### Supplied records
<<<<

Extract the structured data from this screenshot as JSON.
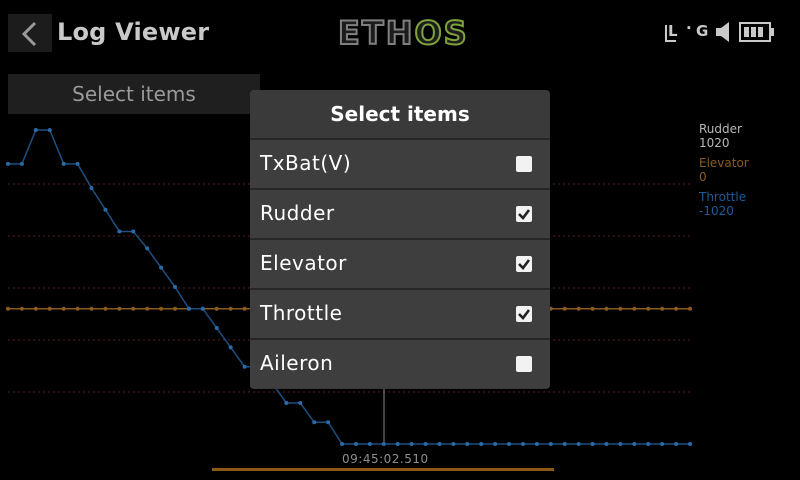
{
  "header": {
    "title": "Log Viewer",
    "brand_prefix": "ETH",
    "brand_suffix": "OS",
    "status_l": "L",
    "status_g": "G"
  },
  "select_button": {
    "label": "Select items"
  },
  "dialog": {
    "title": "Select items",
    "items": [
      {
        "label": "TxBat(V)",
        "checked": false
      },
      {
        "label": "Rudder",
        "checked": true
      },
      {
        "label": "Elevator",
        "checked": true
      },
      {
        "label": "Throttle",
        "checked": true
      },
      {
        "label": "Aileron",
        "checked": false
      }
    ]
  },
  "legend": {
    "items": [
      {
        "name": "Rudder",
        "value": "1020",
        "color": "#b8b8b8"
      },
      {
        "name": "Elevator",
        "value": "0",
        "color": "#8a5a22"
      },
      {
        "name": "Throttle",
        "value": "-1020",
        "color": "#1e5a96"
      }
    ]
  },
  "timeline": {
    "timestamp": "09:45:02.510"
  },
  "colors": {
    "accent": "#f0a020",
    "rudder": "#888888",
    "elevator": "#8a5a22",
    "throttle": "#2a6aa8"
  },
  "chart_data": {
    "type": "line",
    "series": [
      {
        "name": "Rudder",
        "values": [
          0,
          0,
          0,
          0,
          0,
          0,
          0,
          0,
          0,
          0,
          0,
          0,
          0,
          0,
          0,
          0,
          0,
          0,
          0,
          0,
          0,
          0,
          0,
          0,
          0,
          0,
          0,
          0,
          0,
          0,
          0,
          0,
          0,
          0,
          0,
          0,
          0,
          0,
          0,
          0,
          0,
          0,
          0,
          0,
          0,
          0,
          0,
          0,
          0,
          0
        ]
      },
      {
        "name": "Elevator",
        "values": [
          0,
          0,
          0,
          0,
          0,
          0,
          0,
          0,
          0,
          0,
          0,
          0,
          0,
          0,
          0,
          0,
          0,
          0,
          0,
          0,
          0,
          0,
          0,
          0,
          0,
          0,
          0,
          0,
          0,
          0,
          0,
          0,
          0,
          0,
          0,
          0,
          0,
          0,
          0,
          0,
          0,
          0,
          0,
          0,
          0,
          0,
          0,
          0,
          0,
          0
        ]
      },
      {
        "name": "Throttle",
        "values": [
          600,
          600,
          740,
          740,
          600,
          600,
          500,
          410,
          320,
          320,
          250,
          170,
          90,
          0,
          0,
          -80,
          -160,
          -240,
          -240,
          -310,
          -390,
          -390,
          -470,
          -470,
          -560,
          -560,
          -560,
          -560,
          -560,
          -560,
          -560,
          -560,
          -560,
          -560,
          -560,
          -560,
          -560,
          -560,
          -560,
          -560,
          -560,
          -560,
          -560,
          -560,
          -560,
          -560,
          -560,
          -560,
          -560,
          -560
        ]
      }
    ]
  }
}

>>>>

### Aim of the task
Please repeat the entries exactly. Do not include the pictures.

### Answer to the exercise
Extract the structured data from this screenshot as JSON.
{
  "header": {
    "title": "Log Viewer",
    "brand_prefix": "ETH",
    "brand_suffix": "OS",
    "status_l": "L",
    "status_g": "G"
  },
  "select_button": {
    "label": "Select items"
  },
  "dialog": {
    "title": "Select items",
    "items": [
      {
        "label": "TxBat(V)",
        "checked": false
      },
      {
        "label": "Rudder",
        "checked": true
      },
      {
        "label": "Elevator",
        "checked": true
      },
      {
        "label": "Throttle",
        "checked": true
      },
      {
        "label": "Aileron",
        "checked": false
      }
    ]
  },
  "legend": {
    "items": [
      {
        "name": "Rudder",
        "value": "1020",
        "color": "#b8b8b8"
      },
      {
        "name": "Elevator",
        "value": "0",
        "color": "#8a5a22"
      },
      {
        "name": "Throttle",
        "value": "-1020",
        "color": "#1e5a96"
      }
    ]
  },
  "timeline": {
    "timestamp": "09:45:02.510"
  },
  "colors": {
    "accent": "#f0a020",
    "rudder": "#888888",
    "elevator": "#8a5a22",
    "throttle": "#2a6aa8"
  },
  "chart_data": {
    "type": "line",
    "series": [
      {
        "name": "Rudder",
        "values": [
          0,
          0,
          0,
          0,
          0,
          0,
          0,
          0,
          0,
          0,
          0,
          0,
          0,
          0,
          0,
          0,
          0,
          0,
          0,
          0,
          0,
          0,
          0,
          0,
          0,
          0,
          0,
          0,
          0,
          0,
          0,
          0,
          0,
          0,
          0,
          0,
          0,
          0,
          0,
          0,
          0,
          0,
          0,
          0,
          0,
          0,
          0,
          0,
          0,
          0
        ]
      },
      {
        "name": "Elevator",
        "values": [
          0,
          0,
          0,
          0,
          0,
          0,
          0,
          0,
          0,
          0,
          0,
          0,
          0,
          0,
          0,
          0,
          0,
          0,
          0,
          0,
          0,
          0,
          0,
          0,
          0,
          0,
          0,
          0,
          0,
          0,
          0,
          0,
          0,
          0,
          0,
          0,
          0,
          0,
          0,
          0,
          0,
          0,
          0,
          0,
          0,
          0,
          0,
          0,
          0,
          0
        ]
      },
      {
        "name": "Throttle",
        "values": [
          600,
          600,
          740,
          740,
          600,
          600,
          500,
          410,
          320,
          320,
          250,
          170,
          90,
          0,
          0,
          -80,
          -160,
          -240,
          -240,
          -310,
          -390,
          -390,
          -470,
          -470,
          -560,
          -560,
          -560,
          -560,
          -560,
          -560,
          -560,
          -560,
          -560,
          -560,
          -560,
          -560,
          -560,
          -560,
          -560,
          -560,
          -560,
          -560,
          -560,
          -560,
          -560,
          -560,
          -560,
          -560,
          -560,
          -560
        ]
      }
    ]
  }
}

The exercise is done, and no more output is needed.